_WHAT YOU SHOULD DO_
What is the number of lines holding the word "image"? Write that number and nothing else.
--- start of PROVIDED RECORDS ---
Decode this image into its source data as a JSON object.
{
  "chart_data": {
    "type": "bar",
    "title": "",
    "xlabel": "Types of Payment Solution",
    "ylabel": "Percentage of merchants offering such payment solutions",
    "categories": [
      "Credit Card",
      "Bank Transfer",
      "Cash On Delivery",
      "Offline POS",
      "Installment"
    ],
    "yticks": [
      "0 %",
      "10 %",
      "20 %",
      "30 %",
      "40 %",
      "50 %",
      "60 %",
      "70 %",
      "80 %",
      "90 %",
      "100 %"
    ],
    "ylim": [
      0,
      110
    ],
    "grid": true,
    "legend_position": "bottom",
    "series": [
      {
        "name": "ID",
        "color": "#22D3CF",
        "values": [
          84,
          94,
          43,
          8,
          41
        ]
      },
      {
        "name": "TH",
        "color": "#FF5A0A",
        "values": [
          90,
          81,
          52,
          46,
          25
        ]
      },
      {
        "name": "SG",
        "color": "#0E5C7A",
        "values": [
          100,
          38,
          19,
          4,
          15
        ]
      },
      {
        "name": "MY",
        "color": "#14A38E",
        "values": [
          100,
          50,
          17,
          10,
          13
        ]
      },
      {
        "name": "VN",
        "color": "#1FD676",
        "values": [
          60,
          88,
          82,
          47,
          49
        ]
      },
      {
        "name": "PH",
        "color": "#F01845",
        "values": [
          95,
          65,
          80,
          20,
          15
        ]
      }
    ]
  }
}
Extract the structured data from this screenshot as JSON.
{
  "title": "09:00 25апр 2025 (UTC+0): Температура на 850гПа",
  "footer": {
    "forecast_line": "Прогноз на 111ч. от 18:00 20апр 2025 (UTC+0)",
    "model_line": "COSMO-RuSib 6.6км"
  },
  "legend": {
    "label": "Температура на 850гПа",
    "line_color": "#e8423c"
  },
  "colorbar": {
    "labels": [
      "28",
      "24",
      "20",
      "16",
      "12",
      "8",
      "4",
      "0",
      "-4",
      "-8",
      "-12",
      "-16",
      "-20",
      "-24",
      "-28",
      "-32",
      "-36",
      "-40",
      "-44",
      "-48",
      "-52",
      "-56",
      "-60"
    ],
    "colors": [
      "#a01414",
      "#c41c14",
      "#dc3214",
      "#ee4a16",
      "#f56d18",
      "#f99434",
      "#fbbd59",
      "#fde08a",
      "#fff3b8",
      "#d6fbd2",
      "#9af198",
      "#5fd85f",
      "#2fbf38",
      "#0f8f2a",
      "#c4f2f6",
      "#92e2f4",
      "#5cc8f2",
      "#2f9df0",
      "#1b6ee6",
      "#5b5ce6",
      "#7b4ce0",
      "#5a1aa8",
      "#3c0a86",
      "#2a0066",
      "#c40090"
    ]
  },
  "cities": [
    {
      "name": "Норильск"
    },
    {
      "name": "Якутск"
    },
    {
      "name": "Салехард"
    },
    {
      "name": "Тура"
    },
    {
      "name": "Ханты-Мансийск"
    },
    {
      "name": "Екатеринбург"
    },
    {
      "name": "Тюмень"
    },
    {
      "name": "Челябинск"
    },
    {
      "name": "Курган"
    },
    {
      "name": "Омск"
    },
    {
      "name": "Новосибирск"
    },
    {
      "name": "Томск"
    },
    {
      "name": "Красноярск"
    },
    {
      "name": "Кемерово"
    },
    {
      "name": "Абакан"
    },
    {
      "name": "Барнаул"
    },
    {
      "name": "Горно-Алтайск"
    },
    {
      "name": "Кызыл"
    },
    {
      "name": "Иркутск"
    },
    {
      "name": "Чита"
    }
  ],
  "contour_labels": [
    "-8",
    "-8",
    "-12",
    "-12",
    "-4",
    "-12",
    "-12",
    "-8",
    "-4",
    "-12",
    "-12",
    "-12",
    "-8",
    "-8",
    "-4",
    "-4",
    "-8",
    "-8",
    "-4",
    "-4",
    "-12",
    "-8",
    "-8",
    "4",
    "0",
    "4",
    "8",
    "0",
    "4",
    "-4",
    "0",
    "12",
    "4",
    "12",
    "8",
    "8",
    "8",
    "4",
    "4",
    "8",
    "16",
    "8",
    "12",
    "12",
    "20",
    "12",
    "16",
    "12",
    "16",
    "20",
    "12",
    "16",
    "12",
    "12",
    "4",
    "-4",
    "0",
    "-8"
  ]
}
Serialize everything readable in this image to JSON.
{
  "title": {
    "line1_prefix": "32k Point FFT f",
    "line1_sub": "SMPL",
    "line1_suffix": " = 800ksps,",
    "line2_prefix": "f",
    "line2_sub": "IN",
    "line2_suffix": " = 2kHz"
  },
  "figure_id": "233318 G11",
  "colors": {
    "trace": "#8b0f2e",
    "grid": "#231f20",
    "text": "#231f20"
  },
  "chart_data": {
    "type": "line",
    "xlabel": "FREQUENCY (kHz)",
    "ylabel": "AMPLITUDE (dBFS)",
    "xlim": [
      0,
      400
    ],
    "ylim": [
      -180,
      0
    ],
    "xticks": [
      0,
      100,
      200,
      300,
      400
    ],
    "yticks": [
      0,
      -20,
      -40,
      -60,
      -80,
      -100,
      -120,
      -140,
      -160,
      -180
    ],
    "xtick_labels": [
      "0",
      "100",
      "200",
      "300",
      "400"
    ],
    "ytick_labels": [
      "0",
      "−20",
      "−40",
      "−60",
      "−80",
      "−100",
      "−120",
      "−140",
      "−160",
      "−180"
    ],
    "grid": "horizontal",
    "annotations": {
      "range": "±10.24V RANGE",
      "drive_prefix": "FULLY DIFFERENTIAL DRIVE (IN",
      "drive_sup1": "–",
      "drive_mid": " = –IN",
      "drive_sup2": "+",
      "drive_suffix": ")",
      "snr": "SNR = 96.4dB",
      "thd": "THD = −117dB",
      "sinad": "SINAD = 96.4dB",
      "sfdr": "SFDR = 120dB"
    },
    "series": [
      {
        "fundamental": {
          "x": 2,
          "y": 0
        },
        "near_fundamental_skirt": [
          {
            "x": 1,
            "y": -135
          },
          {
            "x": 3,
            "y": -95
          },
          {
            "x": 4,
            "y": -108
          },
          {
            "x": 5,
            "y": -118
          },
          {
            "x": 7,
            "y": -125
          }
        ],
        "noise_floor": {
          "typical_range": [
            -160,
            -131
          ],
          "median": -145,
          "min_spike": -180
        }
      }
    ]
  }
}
--- end of PROVIDED RECORDS ---
_SOLUTION TO THIS PROBLEM_
2